◆ **Aim of the exercise**
Below are some records. Pull every line that contains the word "name".

Start

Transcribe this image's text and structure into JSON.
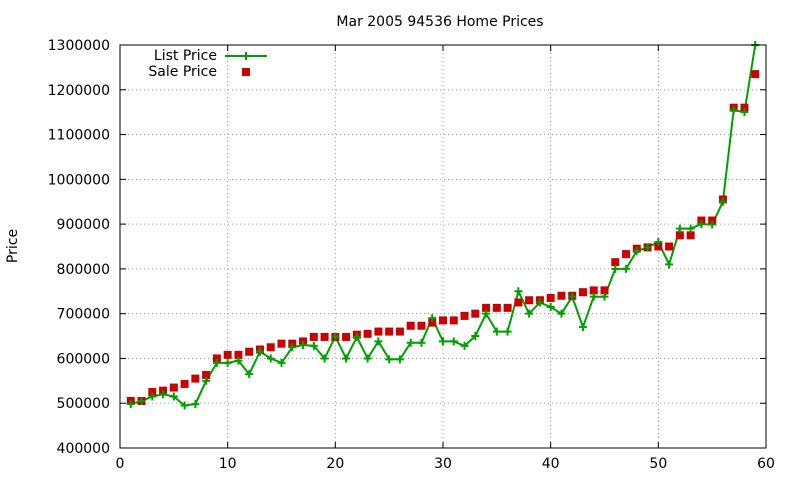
{
  "chart_data": {
    "type": "line",
    "title": "Mar 2005 94536 Home Prices",
    "xlabel": "",
    "ylabel": "Price",
    "xlim": [
      0,
      60
    ],
    "ylim": [
      400000,
      1300000
    ],
    "xticks": [
      0,
      10,
      20,
      30,
      40,
      50,
      60
    ],
    "yticks": [
      400000,
      500000,
      600000,
      700000,
      800000,
      900000,
      1000000,
      1100000,
      1200000,
      1300000
    ],
    "grid": true,
    "legend_position": "top-left",
    "x": [
      1,
      2,
      3,
      4,
      5,
      6,
      7,
      8,
      9,
      10,
      11,
      12,
      13,
      14,
      15,
      16,
      17,
      18,
      19,
      20,
      21,
      22,
      23,
      24,
      25,
      26,
      27,
      28,
      29,
      30,
      31,
      32,
      33,
      34,
      35,
      36,
      37,
      38,
      39,
      40,
      41,
      42,
      43,
      44,
      45,
      46,
      47,
      48,
      49,
      50,
      51,
      52,
      53,
      54,
      55,
      56,
      57,
      58,
      59
    ],
    "series": [
      {
        "name": "List Price",
        "style": "line-plus",
        "color": "#00a000",
        "values": [
          498000,
          505000,
          515000,
          520000,
          515000,
          495000,
          498000,
          550000,
          590000,
          590000,
          595000,
          565000,
          615000,
          600000,
          590000,
          625000,
          630000,
          628000,
          600000,
          649000,
          600000,
          648000,
          600000,
          638000,
          598000,
          598000,
          635000,
          635000,
          690000,
          638000,
          638000,
          628000,
          650000,
          700000,
          660000,
          660000,
          750000,
          700000,
          725000,
          715000,
          700000,
          738000,
          670000,
          738000,
          738000,
          800000,
          800000,
          840000,
          848000,
          860000,
          810000,
          890000,
          890000,
          900000,
          899000,
          950000,
          1155000,
          1150000,
          1300000
        ]
      },
      {
        "name": "Sale Price",
        "style": "square",
        "color": "#cc0000",
        "values": [
          505000,
          505000,
          525000,
          528000,
          535000,
          543000,
          555000,
          563000,
          600000,
          608000,
          608000,
          615000,
          620000,
          625000,
          633000,
          633000,
          638000,
          648000,
          648000,
          648000,
          648000,
          653000,
          655000,
          660000,
          660000,
          660000,
          673000,
          673000,
          680000,
          685000,
          685000,
          695000,
          700000,
          713000,
          713000,
          713000,
          725000,
          730000,
          730000,
          735000,
          740000,
          740000,
          748000,
          752000,
          752000,
          815000,
          833000,
          845000,
          848000,
          850000,
          850000,
          875000,
          875000,
          908000,
          908000,
          955000,
          1160000,
          1160000,
          1235000
        ]
      }
    ]
  }
}
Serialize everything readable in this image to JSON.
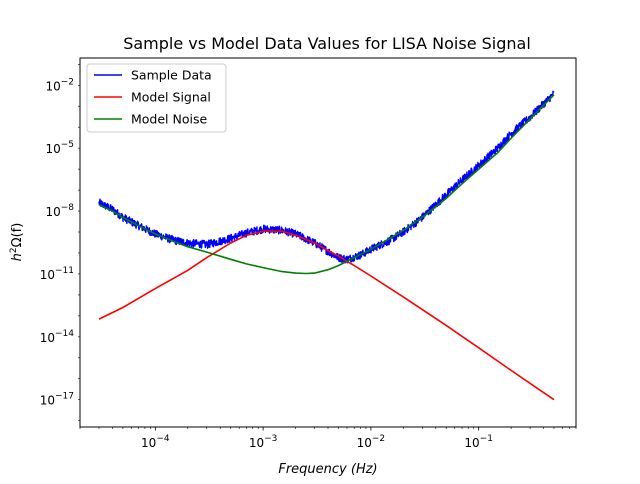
{
  "chart_data": {
    "type": "line",
    "title": "Sample vs Model Data Values for LISA Noise Signal",
    "xlabel": "Frequency  (Hz)",
    "ylabel": "h²Ω(f)",
    "xscale": "log",
    "yscale": "log",
    "xlim": [
      2e-05,
      0.8
    ],
    "ylim": [
      5e-19,
      0.2
    ],
    "x_ticks": [
      {
        "value": 0.0001,
        "base": "10",
        "exp": "−4"
      },
      {
        "value": 0.001,
        "base": "10",
        "exp": "−3"
      },
      {
        "value": 0.01,
        "base": "10",
        "exp": "−2"
      },
      {
        "value": 0.1,
        "base": "10",
        "exp": "−1"
      }
    ],
    "y_ticks": [
      {
        "value": 1e-17,
        "base": "10",
        "exp": "−17"
      },
      {
        "value": 1e-14,
        "base": "10",
        "exp": "−14"
      },
      {
        "value": 1e-11,
        "base": "10",
        "exp": "−11"
      },
      {
        "value": 1e-08,
        "base": "10",
        "exp": "−8"
      },
      {
        "value": 1e-05,
        "base": "10",
        "exp": "−5"
      },
      {
        "value": 0.01,
        "base": "10",
        "exp": "−2"
      }
    ],
    "grid": false,
    "legend_position": "top-left",
    "series": [
      {
        "name": "Sample Data",
        "color": "#0000ff",
        "x": [
          3e-05,
          4e-05,
          5e-05,
          7e-05,
          0.0001,
          0.00015,
          0.0002,
          0.0003,
          0.0005,
          0.0007,
          0.001,
          0.0015,
          0.002,
          0.003,
          0.004,
          0.005,
          0.006,
          0.008,
          0.01,
          0.015,
          0.02,
          0.03,
          0.05,
          0.07,
          0.1,
          0.15,
          0.2,
          0.3,
          0.5
        ],
        "y": [
          2.5e-08,
          1.2e-08,
          5e-09,
          2e-09,
          8e-10,
          4e-10,
          3e-10,
          2.5e-10,
          5e-10,
          9e-10,
          1.4e-09,
          1.2e-09,
          8e-10,
          3e-10,
          1.2e-10,
          6e-11,
          5e-11,
          8e-11,
          1.5e-10,
          4e-10,
          1e-09,
          5e-09,
          6e-08,
          3e-07,
          1.5e-06,
          1e-05,
          5e-05,
          0.0003,
          0.004
        ],
        "noisy": true
      },
      {
        "name": "Model Signal",
        "color": "#ff0000",
        "x": [
          3e-05,
          5e-05,
          0.0001,
          0.0002,
          0.0003,
          0.0005,
          0.0007,
          0.001,
          0.0015,
          0.002,
          0.003,
          0.005,
          0.007,
          0.01,
          0.02,
          0.05,
          0.1,
          0.2,
          0.5
        ],
        "y": [
          7e-14,
          2.5e-13,
          2e-12,
          1.5e-11,
          6e-11,
          3e-10,
          7e-10,
          1.1e-09,
          1.1e-09,
          7e-10,
          3e-10,
          7e-11,
          2.5e-11,
          8e-12,
          8e-13,
          3.5e-14,
          3e-15,
          2.5e-16,
          1e-17
        ]
      },
      {
        "name": "Model Noise",
        "color": "#008000",
        "x": [
          3e-05,
          4e-05,
          5e-05,
          7e-05,
          0.0001,
          0.00015,
          0.0002,
          0.0003,
          0.0005,
          0.0007,
          0.001,
          0.0015,
          0.002,
          0.0025,
          0.003,
          0.004,
          0.005,
          0.007,
          0.01,
          0.015,
          0.02,
          0.03,
          0.05,
          0.07,
          0.1,
          0.15,
          0.2,
          0.3,
          0.5
        ],
        "y": [
          2e-08,
          1e-08,
          5e-09,
          2e-09,
          8e-10,
          3.5e-10,
          2e-10,
          1.1e-10,
          5e-11,
          3e-11,
          2e-11,
          1.3e-11,
          1.1e-11,
          1.05e-11,
          1.1e-11,
          1.6e-11,
          2.5e-11,
          6e-11,
          1.5e-10,
          5e-10,
          1.2e-09,
          5e-09,
          4e-08,
          2e-07,
          1e-06,
          6e-06,
          3e-05,
          0.00025,
          0.0035
        ]
      }
    ]
  }
}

End

◆ **Output of the exercise**
        "name": "List Price",
        "name": "Sale Price",
        "name": "Sample Data",
        "name": "Model Signal",
        "name": "Model Noise",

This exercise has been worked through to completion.